▸ **WHAT TO PRODUCE**
Type out the data exactly as given. Skip any image.
— START MATERIAL SUPPLIED —
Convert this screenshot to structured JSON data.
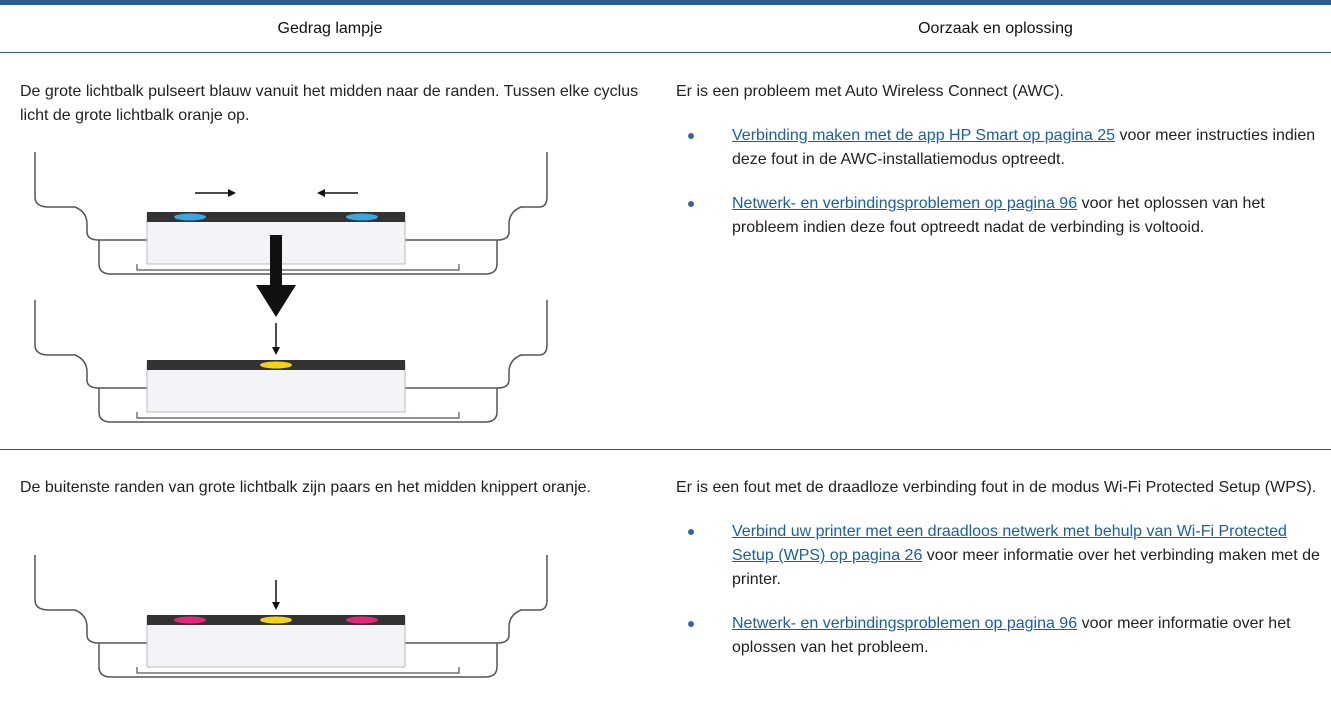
{
  "table": {
    "headers": [
      "Gedrag lampje",
      "Oorzaak en oplossing"
    ],
    "rows": [
      {
        "behavior": "De grote lichtbalk pulseert blauw vanuit het midden naar de randen. Tussen elke cyclus licht de grote lichtbalk oranje op.",
        "cause": {
          "text": "Er is een probleem met Auto Wireless Connect (AWC).",
          "bullets": [
            {
              "link": "Verbinding maken met de app HP Smart op pagina 25",
              "text": "voor meer instructies indien deze fout in de AWC-installatiemodus optreedt."
            },
            {
              "link": "Netwerk- en verbindingsproblemen op pagina 96",
              "text": "voor het oplossen van het probleem indien deze fout optreedt nadat de verbinding is voltooid."
            }
          ]
        }
      },
      {
        "behavior": "De buitenste randen van grote lichtbalk zijn paars en het midden knippert oranje.",
        "cause": {
          "text": "Er is een fout met de draadloze verbinding fout in de modus Wi-Fi Protected Setup (WPS).",
          "bullets": [
            {
              "link": "Verbind uw printer met een draadloos netwerk met behulp van Wi-Fi Protected Setup (WPS) op pagina 26",
              "text": "voor meer informatie over het verbinding maken met de printer."
            },
            {
              "link": "Netwerk- en verbindingsproblemen op pagina 96",
              "text": "voor meer informatie over het oplossen van het probleem."
            }
          ]
        }
      }
    ]
  }
}
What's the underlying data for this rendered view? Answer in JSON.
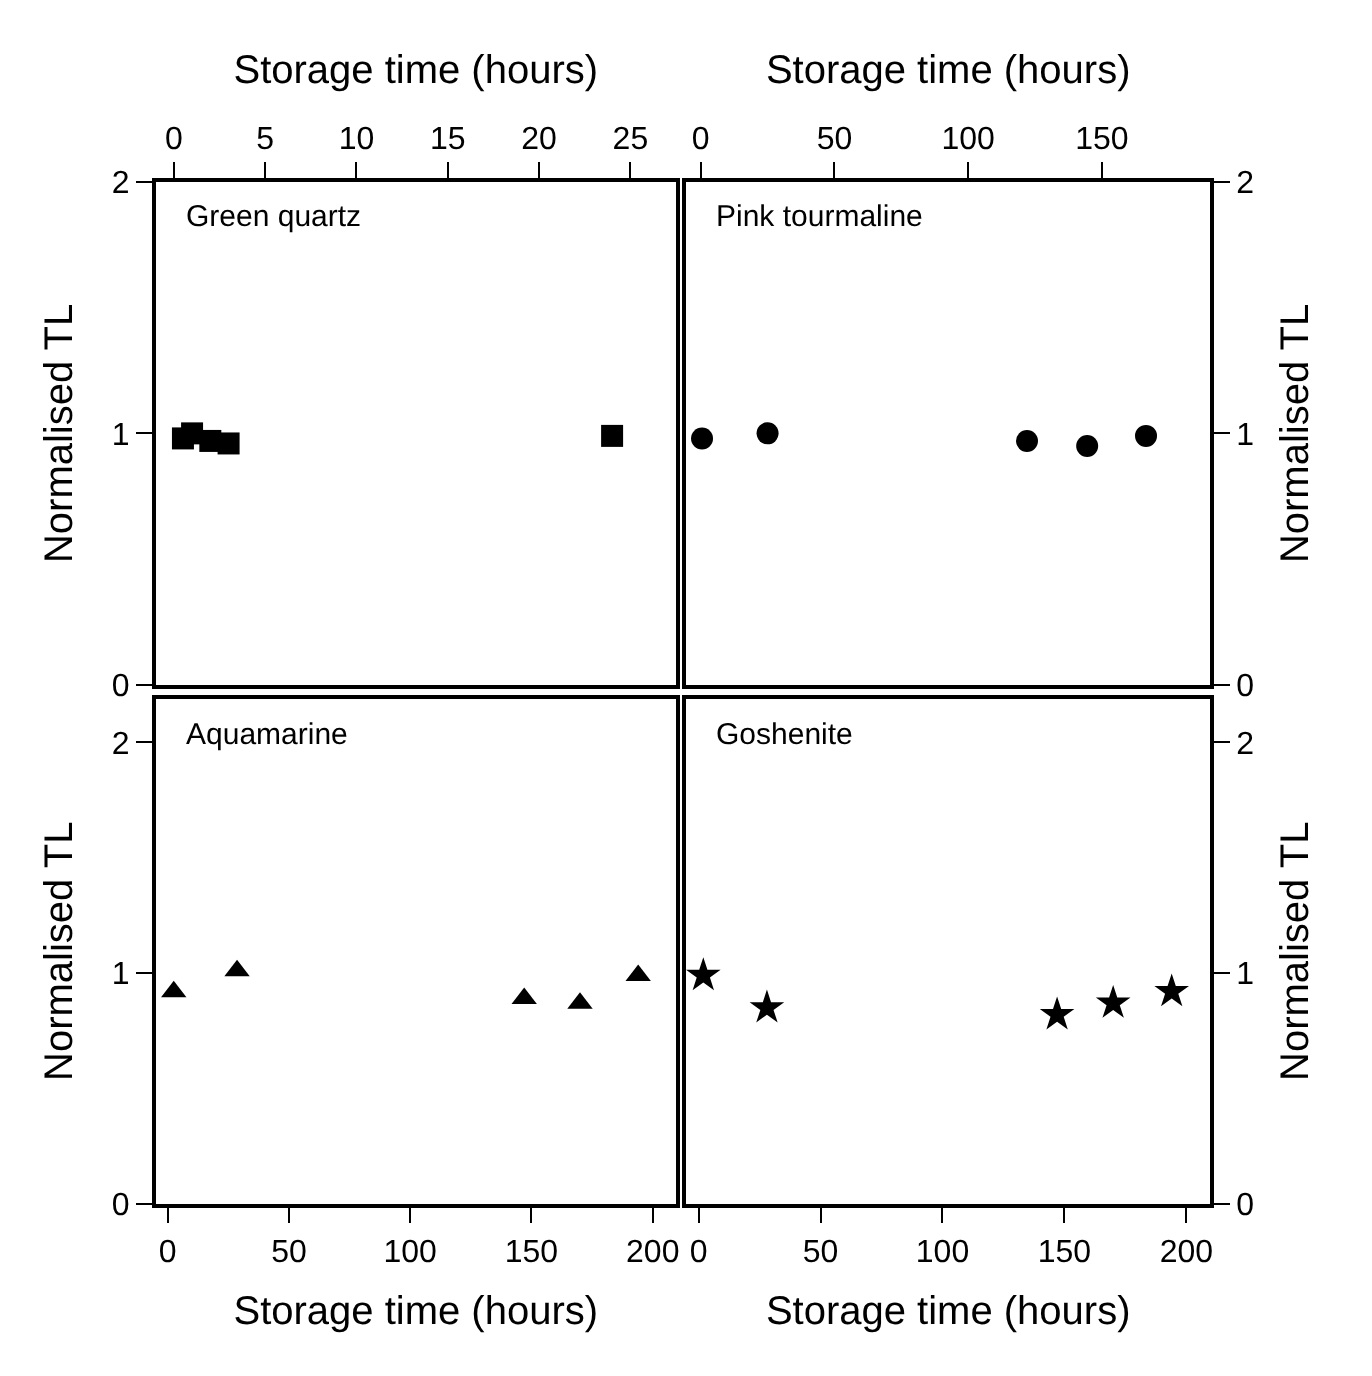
{
  "chart_data": [
    {
      "type": "scatter",
      "title": "Green quartz",
      "xlabel": "Storage time (hours)",
      "ylabel": "Normalised TL",
      "marker": "square",
      "xlim": [
        -1,
        27.5
      ],
      "xticks": [
        0,
        5,
        10,
        15,
        20,
        25
      ],
      "ylim": [
        0,
        2
      ],
      "yticks": [
        0,
        1,
        2
      ],
      "x": [
        0.5,
        1,
        2,
        3,
        24
      ],
      "series": [
        {
          "color": "#000000",
          "values": [
            0.98,
            1.0,
            0.97,
            0.96,
            0.99
          ]
        }
      ]
    },
    {
      "type": "scatter",
      "title": "Pink tourmaline",
      "xlabel": "Storage time (hours)",
      "ylabel": "Normalised TL",
      "marker": "circle",
      "xlim": [
        -5.5,
        190.6
      ],
      "xticks": [
        0,
        50,
        100,
        150
      ],
      "ylim": [
        0,
        2
      ],
      "yticks": [
        0,
        1,
        2
      ],
      "x": [
        0.5,
        25,
        122,
        144.5,
        166.5
      ],
      "series": [
        {
          "color": "#000000",
          "values": [
            0.98,
            1.0,
            0.97,
            0.95,
            0.99
          ]
        }
      ]
    },
    {
      "type": "scatter",
      "title": "Aquamarine",
      "xlabel": "Storage time (hours)",
      "ylabel": "Normalised TL",
      "marker": "triangle",
      "xlim": [
        -5,
        209.6
      ],
      "xticks": [
        0,
        50,
        100,
        150,
        200
      ],
      "ylim": [
        0,
        2.19
      ],
      "yticks": [
        0,
        1,
        2
      ],
      "x": [
        2.5,
        28.6,
        147,
        170,
        194
      ],
      "series": [
        {
          "color": "#000000",
          "values": [
            0.92,
            1.01,
            0.89,
            0.87,
            0.99
          ]
        }
      ]
    },
    {
      "type": "scatter",
      "title": "Goshenite",
      "xlabel": "Storage time (hours)",
      "ylabel": "Normalised TL",
      "marker": "star",
      "xlim": [
        -5.2,
        209.9
      ],
      "xticks": [
        0,
        50,
        100,
        150,
        200
      ],
      "ylim": [
        0,
        2.19
      ],
      "yticks": [
        0,
        1,
        2
      ],
      "x": [
        1.9,
        28,
        147,
        170,
        194
      ],
      "series": [
        {
          "color": "#000000",
          "values": [
            0.99,
            0.85,
            0.82,
            0.87,
            0.92
          ]
        }
      ]
    }
  ]
}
— END MATERIAL SUPPLIED —
▸ **WRITTEN SOLUTION**
Convert this screenshot to structured JSON data.
{
  "table": {
    "headers": [
      "Gedrag lampje",
      "Oorzaak en oplossing"
    ],
    "rows": [
      {
        "behavior": "De grote lichtbalk pulseert blauw vanuit het midden naar de randen. Tussen elke cyclus licht de grote lichtbalk oranje op.",
        "cause": {
          "text": "Er is een probleem met Auto Wireless Connect (AWC).",
          "bullets": [
            {
              "link": "Verbinding maken met de app HP Smart op pagina 25",
              "text": "voor meer instructies indien deze fout in de AWC-installatiemodus optreedt."
            },
            {
              "link": "Netwerk- en verbindingsproblemen op pagina 96",
              "text": "voor het oplossen van het probleem indien deze fout optreedt nadat de verbinding is voltooid."
            }
          ]
        }
      },
      {
        "behavior": "De buitenste randen van grote lichtbalk zijn paars en het midden knippert oranje.",
        "cause": {
          "text": "Er is een fout met de draadloze verbinding fout in de modus Wi-Fi Protected Setup (WPS).",
          "bullets": [
            {
              "link": "Verbind uw printer met een draadloos netwerk met behulp van Wi-Fi Protected Setup (WPS) op pagina 26",
              "text": "voor meer informatie over het verbinding maken met de printer."
            },
            {
              "link": "Netwerk- en verbindingsproblemen op pagina 96",
              "text": "voor meer informatie over het oplossen van het probleem."
            }
          ]
        }
      }
    ]
  }
}
What's the underlying data for this rendered view? Answer in JSON.
{
  "chart_data": [
    {
      "type": "scatter",
      "title": "Green quartz",
      "xlabel": "Storage time (hours)",
      "ylabel": "Normalised TL",
      "marker": "square",
      "xlim": [
        -1,
        27.5
      ],
      "xticks": [
        0,
        5,
        10,
        15,
        20,
        25
      ],
      "ylim": [
        0,
        2
      ],
      "yticks": [
        0,
        1,
        2
      ],
      "x": [
        0.5,
        1,
        2,
        3,
        24
      ],
      "series": [
        {
          "color": "#000000",
          "values": [
            0.98,
            1.0,
            0.97,
            0.96,
            0.99
          ]
        }
      ]
    },
    {
      "type": "scatter",
      "title": "Pink tourmaline",
      "xlabel": "Storage time (hours)",
      "ylabel": "Normalised TL",
      "marker": "circle",
      "xlim": [
        -5.5,
        190.6
      ],
      "xticks": [
        0,
        50,
        100,
        150
      ],
      "ylim": [
        0,
        2
      ],
      "yticks": [
        0,
        1,
        2
      ],
      "x": [
        0.5,
        25,
        122,
        144.5,
        166.5
      ],
      "series": [
        {
          "color": "#000000",
          "values": [
            0.98,
            1.0,
            0.97,
            0.95,
            0.99
          ]
        }
      ]
    },
    {
      "type": "scatter",
      "title": "Aquamarine",
      "xlabel": "Storage time (hours)",
      "ylabel": "Normalised TL",
      "marker": "triangle",
      "xlim": [
        -5,
        209.6
      ],
      "xticks": [
        0,
        50,
        100,
        150,
        200
      ],
      "ylim": [
        0,
        2.19
      ],
      "yticks": [
        0,
        1,
        2
      ],
      "x": [
        2.5,
        28.6,
        147,
        170,
        194
      ],
      "series": [
        {
          "color": "#000000",
          "values": [
            0.92,
            1.01,
            0.89,
            0.87,
            0.99
          ]
        }
      ]
    },
    {
      "type": "scatter",
      "title": "Goshenite",
      "xlabel": "Storage time (hours)",
      "ylabel": "Normalised TL",
      "marker": "star",
      "xlim": [
        -5.2,
        209.9
      ],
      "xticks": [
        0,
        50,
        100,
        150,
        200
      ],
      "ylim": [
        0,
        2.19
      ],
      "yticks": [
        0,
        1,
        2
      ],
      "x": [
        1.9,
        28,
        147,
        170,
        194
      ],
      "series": [
        {
          "color": "#000000",
          "values": [
            0.99,
            0.85,
            0.82,
            0.87,
            0.92
          ]
        }
      ]
    }
  ]
}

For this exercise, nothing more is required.